Start Material for the task

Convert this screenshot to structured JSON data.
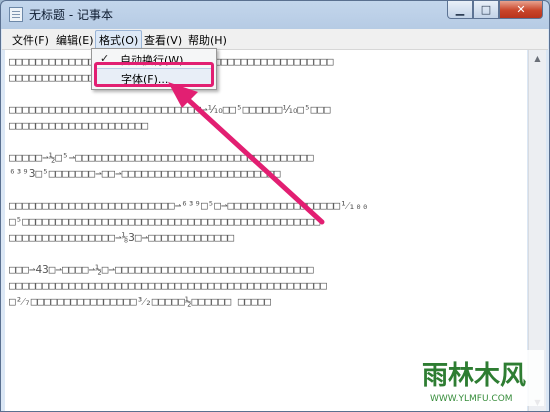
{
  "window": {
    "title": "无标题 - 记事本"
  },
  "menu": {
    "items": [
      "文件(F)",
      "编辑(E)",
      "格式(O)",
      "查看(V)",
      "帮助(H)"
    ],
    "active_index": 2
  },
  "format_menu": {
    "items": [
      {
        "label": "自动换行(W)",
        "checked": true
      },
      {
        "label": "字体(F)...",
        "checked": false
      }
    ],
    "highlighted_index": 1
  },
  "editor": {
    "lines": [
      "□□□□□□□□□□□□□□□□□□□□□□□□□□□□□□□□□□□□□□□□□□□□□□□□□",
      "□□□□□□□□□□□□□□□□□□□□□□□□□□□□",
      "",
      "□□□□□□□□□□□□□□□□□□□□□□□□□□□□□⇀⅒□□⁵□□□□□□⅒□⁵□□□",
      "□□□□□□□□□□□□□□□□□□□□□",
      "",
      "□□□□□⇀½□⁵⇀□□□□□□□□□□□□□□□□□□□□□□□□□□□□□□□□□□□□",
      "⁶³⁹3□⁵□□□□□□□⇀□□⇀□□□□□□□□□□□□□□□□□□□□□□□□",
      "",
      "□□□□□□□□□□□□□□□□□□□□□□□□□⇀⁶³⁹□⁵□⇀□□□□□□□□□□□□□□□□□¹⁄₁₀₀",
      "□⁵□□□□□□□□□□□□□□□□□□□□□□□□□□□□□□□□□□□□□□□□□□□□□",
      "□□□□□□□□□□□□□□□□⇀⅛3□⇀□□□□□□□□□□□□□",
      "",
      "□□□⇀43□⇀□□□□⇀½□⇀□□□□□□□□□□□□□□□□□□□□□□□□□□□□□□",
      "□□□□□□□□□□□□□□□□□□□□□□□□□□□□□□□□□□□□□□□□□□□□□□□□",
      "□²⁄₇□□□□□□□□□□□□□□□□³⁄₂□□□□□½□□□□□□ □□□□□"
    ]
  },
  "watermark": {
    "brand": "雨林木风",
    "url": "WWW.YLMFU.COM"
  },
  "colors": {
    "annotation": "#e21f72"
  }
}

End Material for the task
Start Material for the task

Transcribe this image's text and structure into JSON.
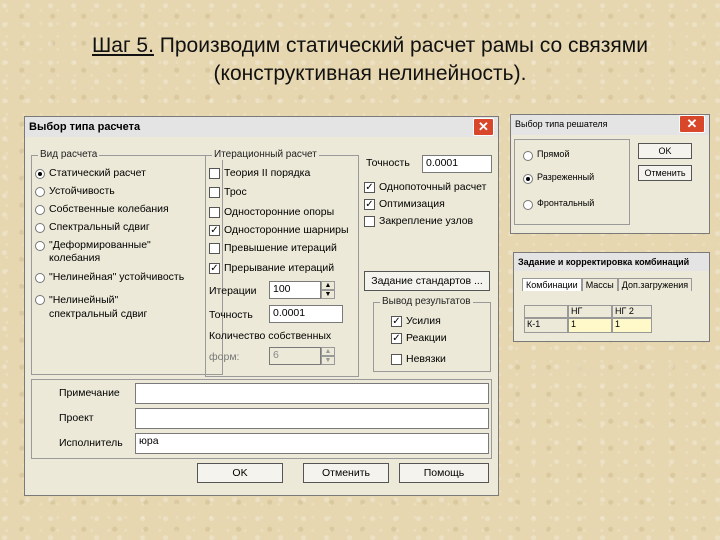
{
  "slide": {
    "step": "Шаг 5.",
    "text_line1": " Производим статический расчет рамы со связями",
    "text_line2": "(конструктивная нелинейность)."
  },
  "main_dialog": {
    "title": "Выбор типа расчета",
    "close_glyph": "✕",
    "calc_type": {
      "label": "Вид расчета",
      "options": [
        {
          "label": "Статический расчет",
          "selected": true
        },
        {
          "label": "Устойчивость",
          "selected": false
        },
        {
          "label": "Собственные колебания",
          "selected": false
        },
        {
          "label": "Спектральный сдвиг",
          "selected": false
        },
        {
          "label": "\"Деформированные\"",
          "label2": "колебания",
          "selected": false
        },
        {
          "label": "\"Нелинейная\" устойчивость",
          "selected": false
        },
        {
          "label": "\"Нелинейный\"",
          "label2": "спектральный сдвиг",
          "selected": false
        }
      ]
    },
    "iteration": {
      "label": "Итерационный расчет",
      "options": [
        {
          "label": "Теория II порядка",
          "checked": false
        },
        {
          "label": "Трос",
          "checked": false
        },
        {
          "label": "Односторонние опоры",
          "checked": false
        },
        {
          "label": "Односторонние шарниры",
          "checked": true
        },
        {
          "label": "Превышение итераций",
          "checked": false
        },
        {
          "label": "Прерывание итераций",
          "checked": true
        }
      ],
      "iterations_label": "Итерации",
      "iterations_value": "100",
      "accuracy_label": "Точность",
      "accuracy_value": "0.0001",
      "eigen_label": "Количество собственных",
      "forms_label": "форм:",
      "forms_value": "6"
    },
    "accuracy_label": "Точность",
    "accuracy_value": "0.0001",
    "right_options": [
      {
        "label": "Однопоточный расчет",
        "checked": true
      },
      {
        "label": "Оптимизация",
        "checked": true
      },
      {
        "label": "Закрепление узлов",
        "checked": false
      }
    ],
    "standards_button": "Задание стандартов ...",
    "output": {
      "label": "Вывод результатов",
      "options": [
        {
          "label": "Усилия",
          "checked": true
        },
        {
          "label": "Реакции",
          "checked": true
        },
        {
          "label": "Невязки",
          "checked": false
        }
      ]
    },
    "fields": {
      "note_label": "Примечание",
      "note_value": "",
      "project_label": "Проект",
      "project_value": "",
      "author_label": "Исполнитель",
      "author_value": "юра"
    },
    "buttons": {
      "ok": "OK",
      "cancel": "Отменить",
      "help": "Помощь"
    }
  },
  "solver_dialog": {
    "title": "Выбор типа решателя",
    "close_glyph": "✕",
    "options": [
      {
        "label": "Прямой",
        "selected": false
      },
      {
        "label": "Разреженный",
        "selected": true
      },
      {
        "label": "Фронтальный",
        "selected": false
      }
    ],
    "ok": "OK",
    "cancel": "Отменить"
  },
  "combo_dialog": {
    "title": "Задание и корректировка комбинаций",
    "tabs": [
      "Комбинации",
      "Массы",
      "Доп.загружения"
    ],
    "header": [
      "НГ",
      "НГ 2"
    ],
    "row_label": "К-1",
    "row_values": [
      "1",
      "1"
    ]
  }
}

End Material for the task

Work required :: Gather from the entries above all lines that include the string "Односторонние".

Answer to this exercise ::
          "label": "Односторонние опоры",
          "label": "Односторонние шарниры",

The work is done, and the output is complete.